What the exercise asks
Filter this data down to the lines that hold "frac", and copy them.

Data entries
··········
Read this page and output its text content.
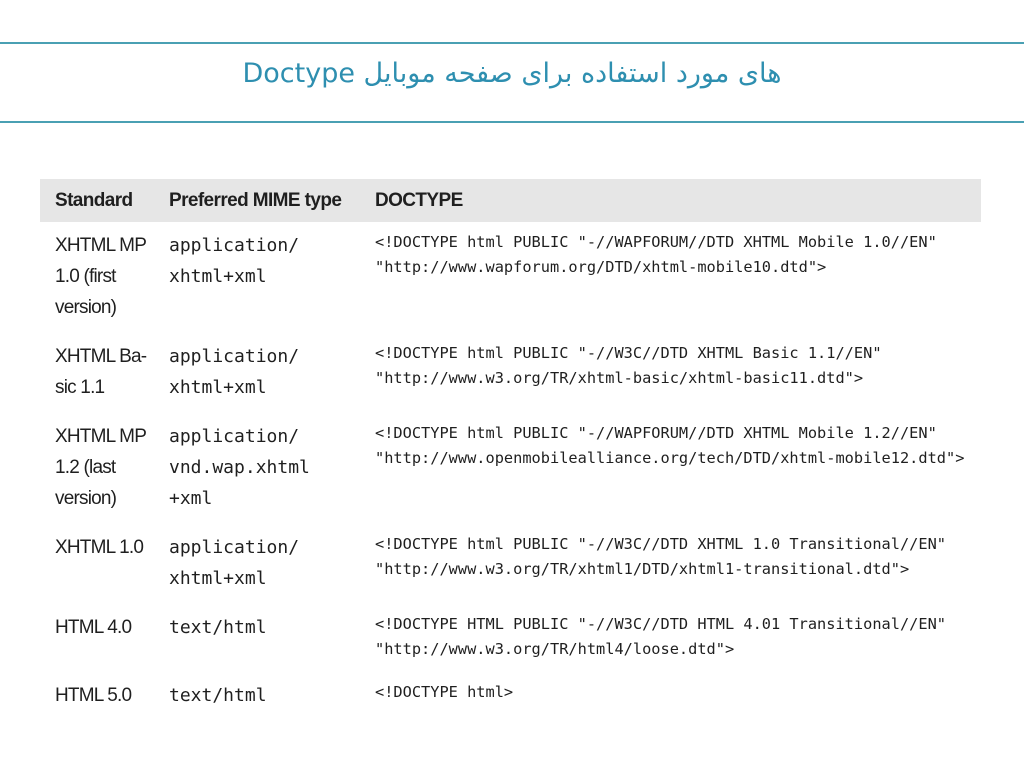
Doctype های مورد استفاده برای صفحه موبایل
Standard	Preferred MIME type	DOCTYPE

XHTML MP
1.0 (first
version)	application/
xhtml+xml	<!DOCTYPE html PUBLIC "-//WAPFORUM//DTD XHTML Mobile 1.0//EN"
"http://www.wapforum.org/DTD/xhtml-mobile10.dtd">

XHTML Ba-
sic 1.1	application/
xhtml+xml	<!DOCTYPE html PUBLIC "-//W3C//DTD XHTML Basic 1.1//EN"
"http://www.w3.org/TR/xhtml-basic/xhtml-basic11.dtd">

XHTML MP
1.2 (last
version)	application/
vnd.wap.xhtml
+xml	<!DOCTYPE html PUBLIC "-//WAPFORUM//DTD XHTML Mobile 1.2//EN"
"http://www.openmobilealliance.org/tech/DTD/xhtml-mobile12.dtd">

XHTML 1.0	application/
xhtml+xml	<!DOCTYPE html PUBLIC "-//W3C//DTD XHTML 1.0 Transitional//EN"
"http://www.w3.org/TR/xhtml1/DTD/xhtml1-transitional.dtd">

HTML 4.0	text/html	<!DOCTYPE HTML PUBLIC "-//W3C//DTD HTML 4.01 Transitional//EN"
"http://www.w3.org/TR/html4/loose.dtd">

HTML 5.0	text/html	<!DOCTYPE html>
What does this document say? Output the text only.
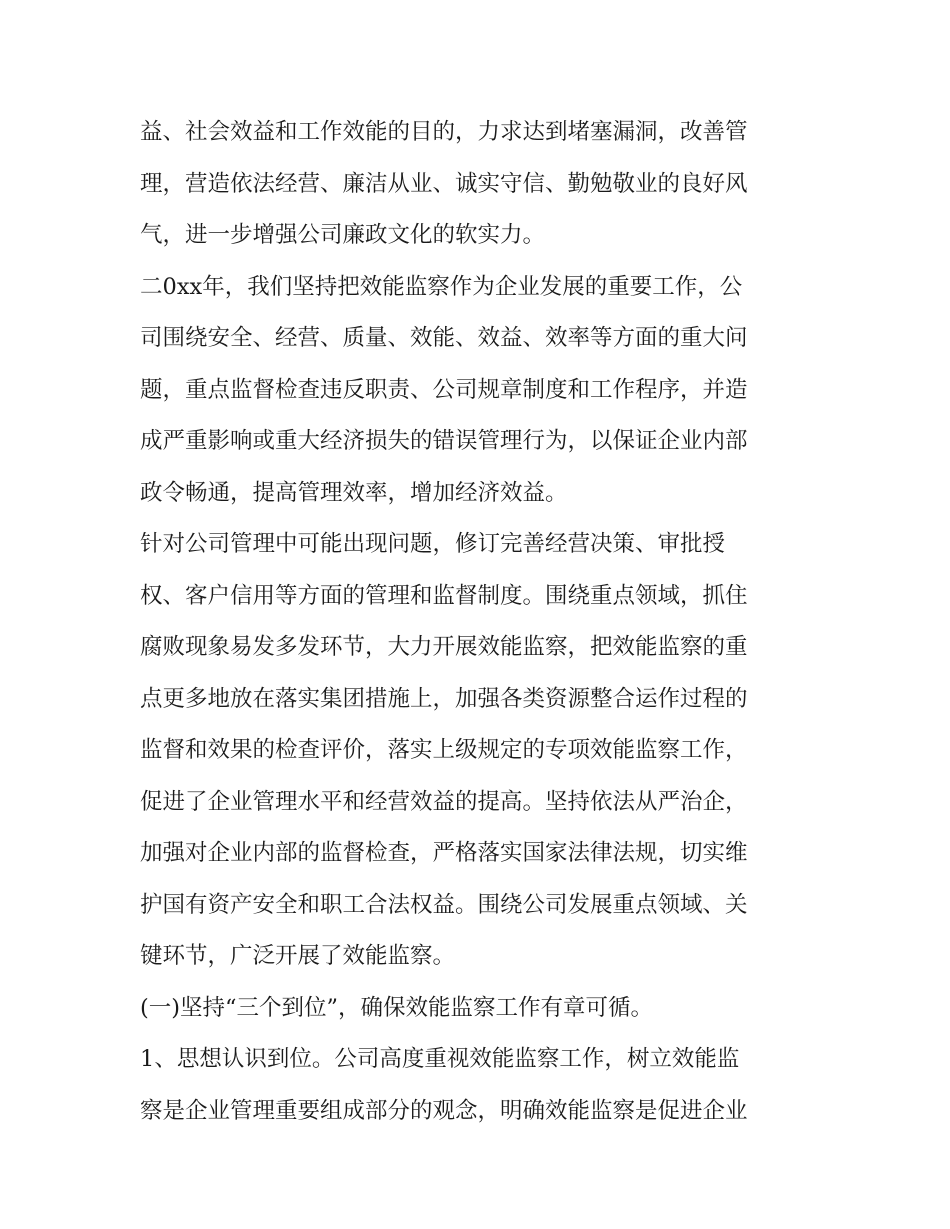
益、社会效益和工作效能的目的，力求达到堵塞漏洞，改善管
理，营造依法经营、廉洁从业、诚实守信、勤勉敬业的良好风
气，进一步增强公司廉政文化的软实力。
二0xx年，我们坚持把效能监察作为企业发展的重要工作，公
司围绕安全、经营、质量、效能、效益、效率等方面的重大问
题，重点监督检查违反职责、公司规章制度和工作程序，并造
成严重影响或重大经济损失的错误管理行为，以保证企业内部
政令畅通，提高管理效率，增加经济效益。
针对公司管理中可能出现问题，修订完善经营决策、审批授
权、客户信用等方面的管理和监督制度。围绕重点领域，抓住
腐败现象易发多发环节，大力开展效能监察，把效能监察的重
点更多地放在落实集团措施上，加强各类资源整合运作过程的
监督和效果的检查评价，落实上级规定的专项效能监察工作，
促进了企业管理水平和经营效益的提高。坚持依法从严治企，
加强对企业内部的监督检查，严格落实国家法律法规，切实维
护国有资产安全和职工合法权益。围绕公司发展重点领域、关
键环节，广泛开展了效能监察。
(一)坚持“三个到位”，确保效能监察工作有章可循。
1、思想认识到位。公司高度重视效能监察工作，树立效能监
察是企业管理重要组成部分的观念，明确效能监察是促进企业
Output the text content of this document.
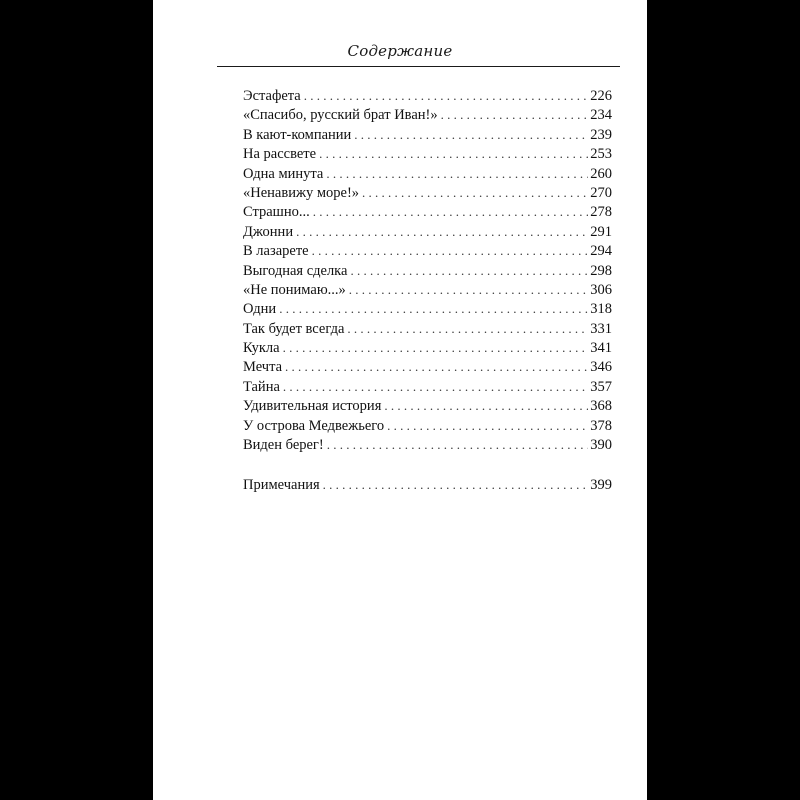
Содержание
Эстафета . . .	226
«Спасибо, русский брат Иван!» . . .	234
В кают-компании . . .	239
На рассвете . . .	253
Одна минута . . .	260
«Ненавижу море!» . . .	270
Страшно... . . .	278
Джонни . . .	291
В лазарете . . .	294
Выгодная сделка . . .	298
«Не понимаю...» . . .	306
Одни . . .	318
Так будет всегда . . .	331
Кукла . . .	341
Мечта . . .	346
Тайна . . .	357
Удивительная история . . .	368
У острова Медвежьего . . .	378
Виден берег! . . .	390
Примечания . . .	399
··········
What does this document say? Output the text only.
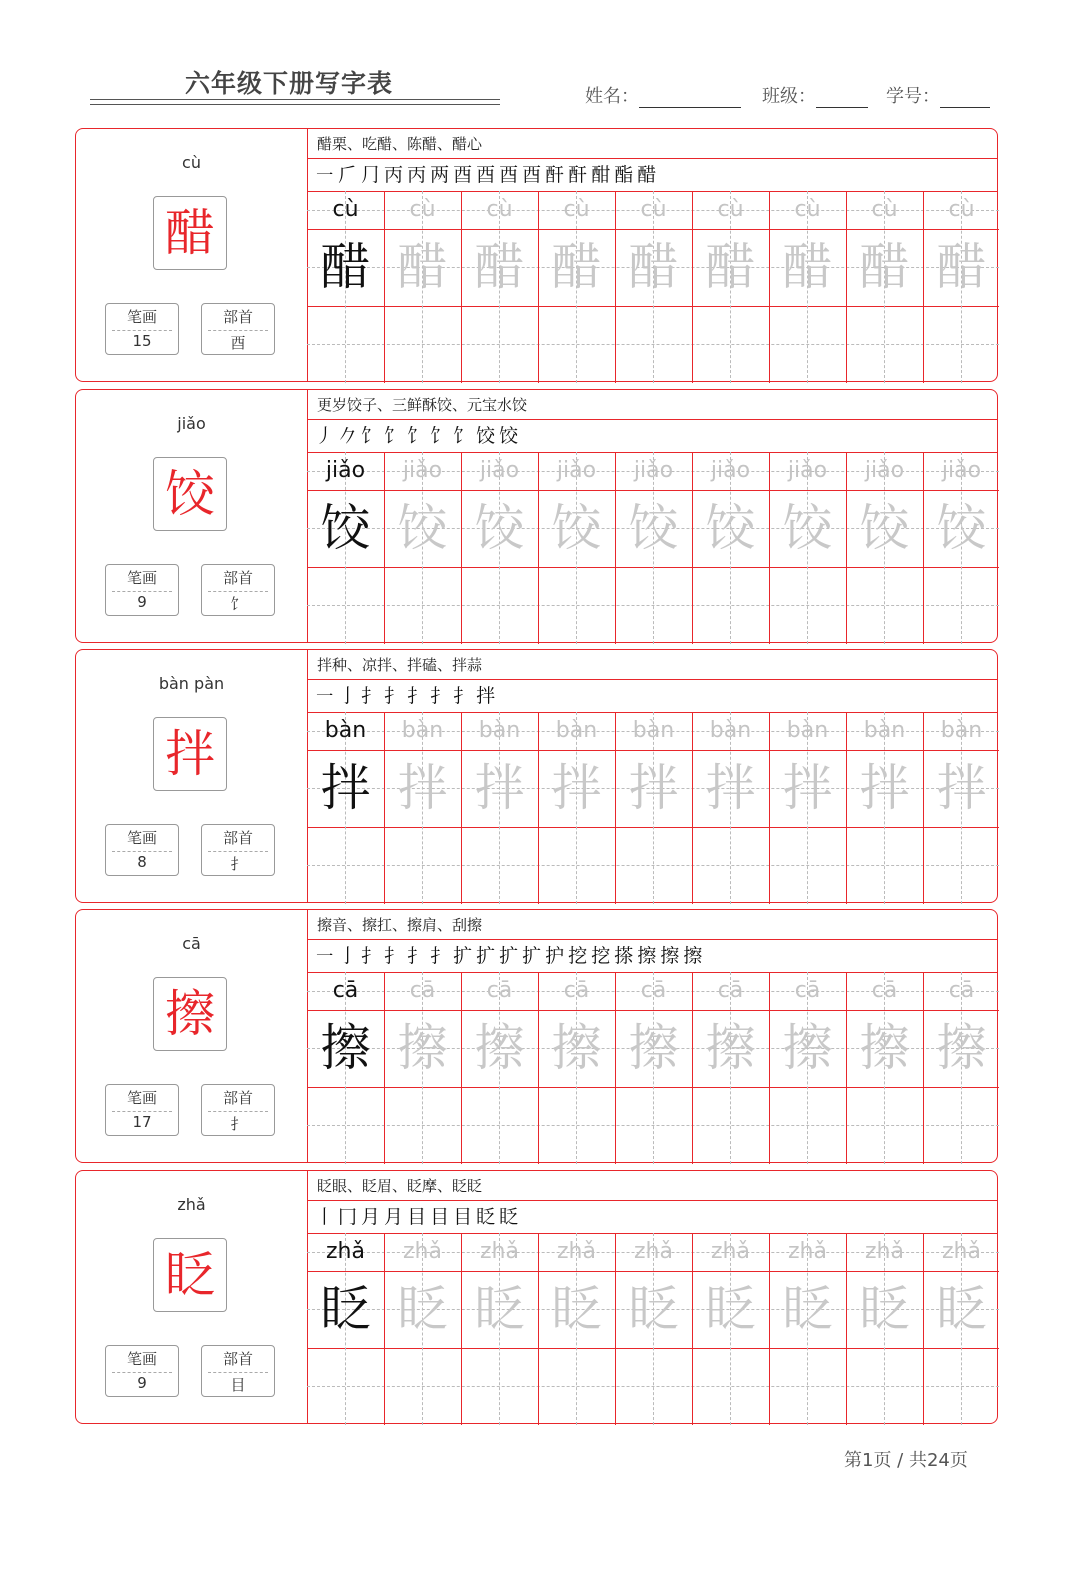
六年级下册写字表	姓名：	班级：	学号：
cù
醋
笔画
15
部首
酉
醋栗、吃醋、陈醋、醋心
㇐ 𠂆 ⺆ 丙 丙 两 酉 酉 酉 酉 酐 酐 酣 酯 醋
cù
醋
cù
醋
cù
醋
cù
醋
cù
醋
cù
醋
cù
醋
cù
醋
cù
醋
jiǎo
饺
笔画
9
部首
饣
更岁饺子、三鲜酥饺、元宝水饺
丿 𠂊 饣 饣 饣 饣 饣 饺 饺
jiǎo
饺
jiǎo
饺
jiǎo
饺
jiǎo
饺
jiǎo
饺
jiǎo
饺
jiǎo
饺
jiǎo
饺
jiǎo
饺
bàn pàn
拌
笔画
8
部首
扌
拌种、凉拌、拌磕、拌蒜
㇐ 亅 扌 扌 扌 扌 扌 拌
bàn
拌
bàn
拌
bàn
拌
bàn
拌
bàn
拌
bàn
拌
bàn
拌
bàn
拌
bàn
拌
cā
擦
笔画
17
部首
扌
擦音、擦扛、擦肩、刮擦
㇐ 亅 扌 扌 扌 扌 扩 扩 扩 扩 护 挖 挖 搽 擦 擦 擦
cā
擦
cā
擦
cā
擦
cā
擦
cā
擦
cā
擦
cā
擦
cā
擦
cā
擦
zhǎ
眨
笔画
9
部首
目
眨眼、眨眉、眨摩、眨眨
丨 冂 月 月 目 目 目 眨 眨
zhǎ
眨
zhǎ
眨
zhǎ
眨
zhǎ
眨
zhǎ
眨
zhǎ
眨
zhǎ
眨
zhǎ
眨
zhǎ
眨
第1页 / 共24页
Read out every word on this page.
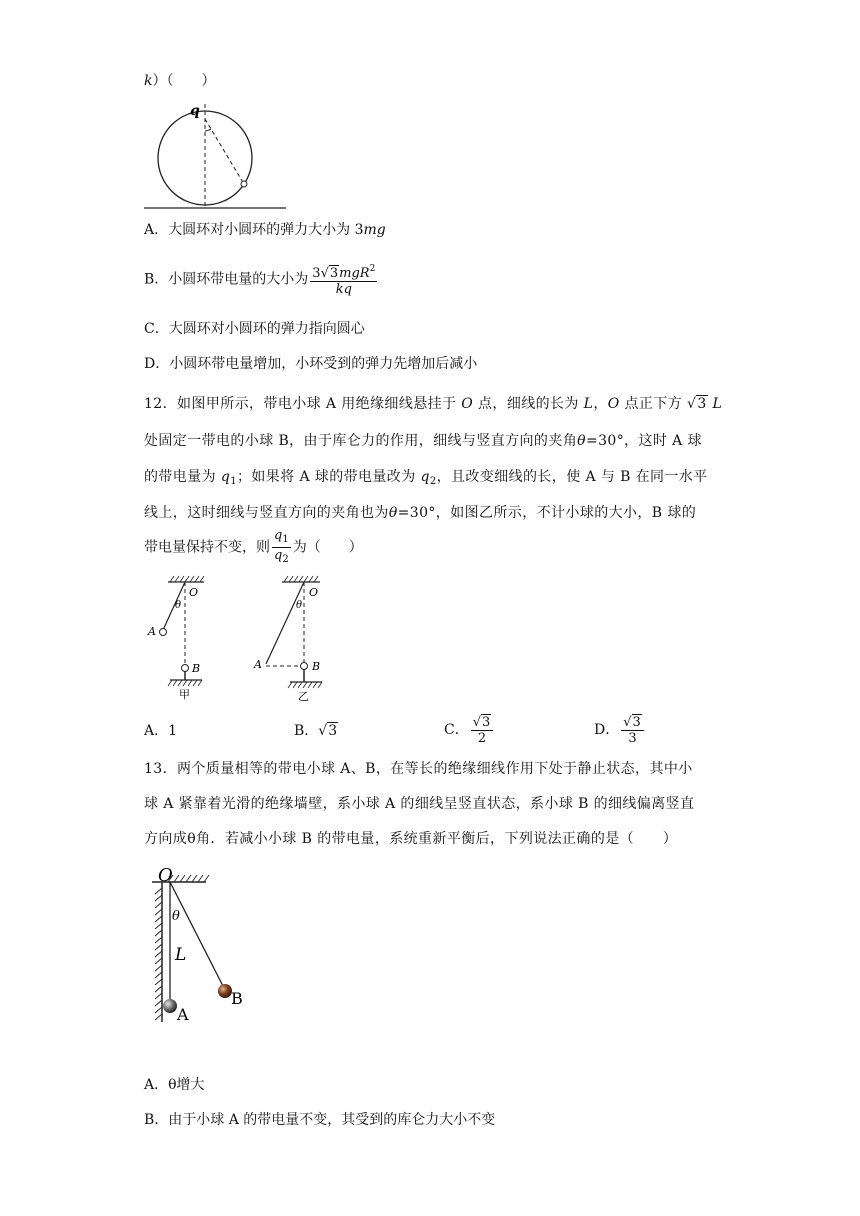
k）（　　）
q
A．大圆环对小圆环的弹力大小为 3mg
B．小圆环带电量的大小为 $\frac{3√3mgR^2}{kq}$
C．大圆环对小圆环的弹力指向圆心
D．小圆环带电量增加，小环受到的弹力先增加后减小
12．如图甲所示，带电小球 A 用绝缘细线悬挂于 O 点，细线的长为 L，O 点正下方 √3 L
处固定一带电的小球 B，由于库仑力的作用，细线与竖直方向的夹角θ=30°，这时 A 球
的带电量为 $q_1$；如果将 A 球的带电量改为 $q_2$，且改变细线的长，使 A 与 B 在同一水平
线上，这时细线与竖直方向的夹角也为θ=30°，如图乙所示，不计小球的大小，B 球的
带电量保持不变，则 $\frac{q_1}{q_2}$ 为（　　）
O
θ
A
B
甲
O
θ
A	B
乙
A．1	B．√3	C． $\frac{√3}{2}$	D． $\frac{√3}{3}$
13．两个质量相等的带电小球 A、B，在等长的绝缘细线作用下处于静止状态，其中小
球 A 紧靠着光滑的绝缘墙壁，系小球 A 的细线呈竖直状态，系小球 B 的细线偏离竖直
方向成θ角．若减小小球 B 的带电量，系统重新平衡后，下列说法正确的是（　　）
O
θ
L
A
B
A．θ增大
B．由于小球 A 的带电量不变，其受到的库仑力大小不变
··········
Answer to the exercise
B．小圆环带电量的大小为 $\frac{3√3mgR^2}{kq}$
带电量保持不变，则 $\frac{q_1}{q_2}$ 为（　　）
A．1	B．√3	C． $\frac{√3}{2}$	D． $\frac{√3}{3}$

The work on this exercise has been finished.